[Opening Extract provided section]

In association football, the United Trinity or the Holy Trinity refers to the Manchester United trio of George Best, Denis Law and Sir Bobby Charlton, who helped United become the first ever English club team to win the European Cup in 1968.

Charlton was a member of the Busby Babes, a group of talented young players brought through the club's academy by the eponymous manager Matt Busby and his assistant Jimmy Murphy, as well as club scout Joe Armstrong, who discovered Charlton in 1953 and Best in 1961, among others. Law arrived at the club from Italian team Torino for a club record £115,000 in 1962, having previously played for Huddersfield Town and rivals Manchester City.

Charlton made his debut on 6 October 1956, scoring twice in a 4–2 win against Charlton Athletic. Law made his debut on 18 August 1962, scoring in a 2–2 with West Bromwich Albion. Although Best made his debut against West Bromwich Albion on 14 September 1963, it wouldn't be until the reverse fixture on 18 January 1964 when all three would feature in the same starting line-up; a 4–1 victory in which all three scored, with Law scoring two of them.

Throughout the 1960s all three would be voted as the winner of the Ballon d'Or, the trophy awarded to the world's best player. Law won in 1964, Charlton in 1966 and Best in 1968. Since then, only Cristiano Ronaldo has won the award while playing for United, winning in 2008. Combined, the players scored 665 goals in 1633 games. Manager Bill Shankly regaled how he once psychologically built up his Liverpool team ahead of a game against United; "I took the models of Bobby Charlton, Denis Law and George Best off the model pitch and put them in my left-hand pocket. Then I told our players: 'Don't worry about them, they can't play at all.' It was psychology, of course. Charlton, Best and Law were three of the best players in the world".

[Closing Extract provided section]
[Opening Data excerpts section]

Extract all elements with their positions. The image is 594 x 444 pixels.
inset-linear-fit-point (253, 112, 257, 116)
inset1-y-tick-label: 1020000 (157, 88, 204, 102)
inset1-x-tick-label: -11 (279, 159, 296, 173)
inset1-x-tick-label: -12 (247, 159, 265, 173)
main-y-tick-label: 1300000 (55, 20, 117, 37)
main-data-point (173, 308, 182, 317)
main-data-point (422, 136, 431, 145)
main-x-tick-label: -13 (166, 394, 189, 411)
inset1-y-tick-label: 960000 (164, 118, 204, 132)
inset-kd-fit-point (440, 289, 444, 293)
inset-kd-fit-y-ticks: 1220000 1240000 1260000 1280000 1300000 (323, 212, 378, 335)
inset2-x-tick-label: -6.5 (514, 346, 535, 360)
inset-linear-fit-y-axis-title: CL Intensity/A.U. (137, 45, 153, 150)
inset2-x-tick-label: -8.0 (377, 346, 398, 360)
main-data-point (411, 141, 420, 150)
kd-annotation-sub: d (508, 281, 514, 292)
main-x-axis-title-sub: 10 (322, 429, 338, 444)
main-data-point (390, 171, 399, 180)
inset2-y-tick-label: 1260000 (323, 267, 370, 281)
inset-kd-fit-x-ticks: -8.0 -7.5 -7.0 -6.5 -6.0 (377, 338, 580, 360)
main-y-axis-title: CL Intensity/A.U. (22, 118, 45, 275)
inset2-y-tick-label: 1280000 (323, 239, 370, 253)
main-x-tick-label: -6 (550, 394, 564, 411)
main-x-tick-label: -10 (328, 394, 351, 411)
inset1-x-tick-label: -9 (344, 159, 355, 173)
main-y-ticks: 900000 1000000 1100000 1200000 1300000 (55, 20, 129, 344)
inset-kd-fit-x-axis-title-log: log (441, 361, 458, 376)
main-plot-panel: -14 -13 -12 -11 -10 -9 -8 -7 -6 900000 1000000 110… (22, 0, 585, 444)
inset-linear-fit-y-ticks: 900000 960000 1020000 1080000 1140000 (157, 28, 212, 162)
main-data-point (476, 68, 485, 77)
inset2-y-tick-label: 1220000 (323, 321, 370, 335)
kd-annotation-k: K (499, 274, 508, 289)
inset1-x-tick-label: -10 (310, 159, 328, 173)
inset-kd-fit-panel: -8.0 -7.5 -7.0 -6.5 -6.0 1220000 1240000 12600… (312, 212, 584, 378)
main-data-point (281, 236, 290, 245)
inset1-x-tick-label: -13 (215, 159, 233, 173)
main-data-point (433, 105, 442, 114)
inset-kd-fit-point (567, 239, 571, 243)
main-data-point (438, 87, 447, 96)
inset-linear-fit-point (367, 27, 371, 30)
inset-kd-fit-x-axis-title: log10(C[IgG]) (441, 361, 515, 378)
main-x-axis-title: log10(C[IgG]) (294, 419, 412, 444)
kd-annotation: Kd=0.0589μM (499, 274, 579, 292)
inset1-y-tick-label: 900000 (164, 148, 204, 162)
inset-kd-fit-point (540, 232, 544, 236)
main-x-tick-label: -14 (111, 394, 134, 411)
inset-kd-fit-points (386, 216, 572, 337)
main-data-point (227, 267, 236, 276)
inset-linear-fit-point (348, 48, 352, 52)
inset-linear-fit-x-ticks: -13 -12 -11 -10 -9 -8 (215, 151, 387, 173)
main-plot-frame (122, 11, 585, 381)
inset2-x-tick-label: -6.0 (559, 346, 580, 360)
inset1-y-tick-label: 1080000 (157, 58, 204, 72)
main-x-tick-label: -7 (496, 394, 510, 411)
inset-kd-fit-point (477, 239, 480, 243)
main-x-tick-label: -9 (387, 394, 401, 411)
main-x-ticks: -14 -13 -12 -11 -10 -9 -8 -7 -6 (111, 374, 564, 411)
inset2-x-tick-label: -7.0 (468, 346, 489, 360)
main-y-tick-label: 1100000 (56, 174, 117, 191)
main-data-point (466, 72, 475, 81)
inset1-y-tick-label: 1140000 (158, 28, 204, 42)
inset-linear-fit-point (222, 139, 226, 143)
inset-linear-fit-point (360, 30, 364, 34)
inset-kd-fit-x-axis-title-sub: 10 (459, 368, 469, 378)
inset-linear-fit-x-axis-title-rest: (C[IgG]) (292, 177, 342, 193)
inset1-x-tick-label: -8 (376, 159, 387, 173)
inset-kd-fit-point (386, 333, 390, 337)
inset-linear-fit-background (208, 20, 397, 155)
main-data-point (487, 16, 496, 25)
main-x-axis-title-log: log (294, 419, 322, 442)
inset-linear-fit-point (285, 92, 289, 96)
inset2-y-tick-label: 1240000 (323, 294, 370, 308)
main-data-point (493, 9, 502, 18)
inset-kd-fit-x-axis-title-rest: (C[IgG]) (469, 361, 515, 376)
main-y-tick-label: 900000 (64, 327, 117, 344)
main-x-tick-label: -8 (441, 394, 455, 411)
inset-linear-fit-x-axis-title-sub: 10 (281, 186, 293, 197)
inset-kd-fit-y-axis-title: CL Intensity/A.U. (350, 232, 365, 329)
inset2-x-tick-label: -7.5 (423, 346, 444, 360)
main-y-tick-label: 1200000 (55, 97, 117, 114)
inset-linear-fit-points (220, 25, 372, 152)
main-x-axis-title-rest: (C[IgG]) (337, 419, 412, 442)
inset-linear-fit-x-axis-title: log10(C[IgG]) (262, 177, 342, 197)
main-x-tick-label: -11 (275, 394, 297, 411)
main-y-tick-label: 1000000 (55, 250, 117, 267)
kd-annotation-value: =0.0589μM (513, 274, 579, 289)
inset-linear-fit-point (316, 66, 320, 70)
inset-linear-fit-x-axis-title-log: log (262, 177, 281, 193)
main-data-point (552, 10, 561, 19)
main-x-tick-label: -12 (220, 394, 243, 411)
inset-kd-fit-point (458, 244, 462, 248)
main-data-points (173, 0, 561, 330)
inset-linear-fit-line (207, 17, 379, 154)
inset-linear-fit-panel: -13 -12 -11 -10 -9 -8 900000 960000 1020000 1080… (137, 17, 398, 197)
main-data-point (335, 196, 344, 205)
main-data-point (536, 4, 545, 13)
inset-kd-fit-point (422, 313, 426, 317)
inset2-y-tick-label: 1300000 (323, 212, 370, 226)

[Closing Data excerpts section]

[Using the information]
1) Rewrite the part of the United Trinity text that opens with the words containing "Charlton was a" and closes with "two of them.", replacing "debut" with "first appearance".
2) Summarize the United Trinity text in two sentences.

[Responses in order]
1)
Charlton was a member of the Busby Babes, a group of talented young players brought through the club's academy by the eponymous manager Matt Busby and his assistant Jimmy Murphy, as well as club scout Joe Armstrong, who discovered Charlton in 1953 and Best in 1961, among others. Law arrived at the club from Italian team Torino for a club record £115,000 in 1962, having previously played for Huddersfield Town and rivals Manchester City.

Charlton made his first appearance on 6 October 1956, scoring twice in a 4–2 win against Charlton Athletic. Law made his first appearance on 18 August 1962, scoring in a 2–2 with West Bromwich Albion. Although Best made his first appearance against West Bromwich Albion on 14 September 1963, it wouldn't be until the reverse fixture on 18 January 1964 when all three would feature in the same starting line-up; a 4–1 victory in which all three scored, with Law scoring two of them.

2) The United Trinity refers to the Manchester United trio of George Best, Denis Law and Sir Bobby Charlton, who helped the club become the first English team to win the European Cup in 1968. All three won the Ballon d'Or during the 1960s (Law in 1964, Charlton in 1966 and Best in 1968), and together they scored 665 goals in 1633 games.